— begin RECORDED DATA —

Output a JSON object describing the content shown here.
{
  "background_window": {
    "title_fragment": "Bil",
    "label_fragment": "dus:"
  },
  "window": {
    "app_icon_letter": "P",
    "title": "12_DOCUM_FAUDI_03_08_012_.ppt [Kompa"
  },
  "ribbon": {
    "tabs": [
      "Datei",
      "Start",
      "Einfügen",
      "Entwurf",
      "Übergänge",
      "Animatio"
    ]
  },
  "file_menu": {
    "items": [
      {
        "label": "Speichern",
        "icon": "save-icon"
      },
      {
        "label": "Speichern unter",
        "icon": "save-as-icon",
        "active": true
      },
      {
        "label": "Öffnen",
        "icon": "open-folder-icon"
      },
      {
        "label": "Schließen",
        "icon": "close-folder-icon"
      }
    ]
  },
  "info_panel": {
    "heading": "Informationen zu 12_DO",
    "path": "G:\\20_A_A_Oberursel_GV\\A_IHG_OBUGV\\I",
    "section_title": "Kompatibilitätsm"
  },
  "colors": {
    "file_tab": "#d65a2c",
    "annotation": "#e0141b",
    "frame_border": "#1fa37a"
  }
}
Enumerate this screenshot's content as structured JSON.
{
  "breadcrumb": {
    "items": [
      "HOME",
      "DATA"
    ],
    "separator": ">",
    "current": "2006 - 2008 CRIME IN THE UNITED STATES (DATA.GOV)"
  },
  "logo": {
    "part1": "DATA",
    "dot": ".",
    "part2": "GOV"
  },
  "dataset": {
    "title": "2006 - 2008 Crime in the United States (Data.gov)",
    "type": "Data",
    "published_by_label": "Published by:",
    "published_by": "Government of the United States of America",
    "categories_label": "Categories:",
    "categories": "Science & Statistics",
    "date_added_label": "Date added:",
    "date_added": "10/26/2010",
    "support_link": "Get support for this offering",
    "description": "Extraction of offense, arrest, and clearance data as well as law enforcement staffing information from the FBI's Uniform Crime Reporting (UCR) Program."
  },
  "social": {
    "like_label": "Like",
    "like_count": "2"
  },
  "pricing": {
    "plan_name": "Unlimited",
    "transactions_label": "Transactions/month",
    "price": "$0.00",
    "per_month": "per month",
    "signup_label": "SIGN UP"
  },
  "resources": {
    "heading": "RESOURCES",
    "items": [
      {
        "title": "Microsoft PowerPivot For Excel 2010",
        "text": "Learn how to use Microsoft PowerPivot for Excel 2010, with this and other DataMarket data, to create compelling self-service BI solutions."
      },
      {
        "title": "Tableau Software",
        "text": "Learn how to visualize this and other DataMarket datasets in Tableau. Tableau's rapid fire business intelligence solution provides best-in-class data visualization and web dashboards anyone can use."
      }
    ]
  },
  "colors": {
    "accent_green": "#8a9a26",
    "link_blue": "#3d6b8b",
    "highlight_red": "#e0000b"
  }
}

— end RECORDED DATA —

All lines of the data above that include the word "folder" must be shown.

*RESULT*
        "icon": "open-folder-icon"
        "icon": "close-folder-icon"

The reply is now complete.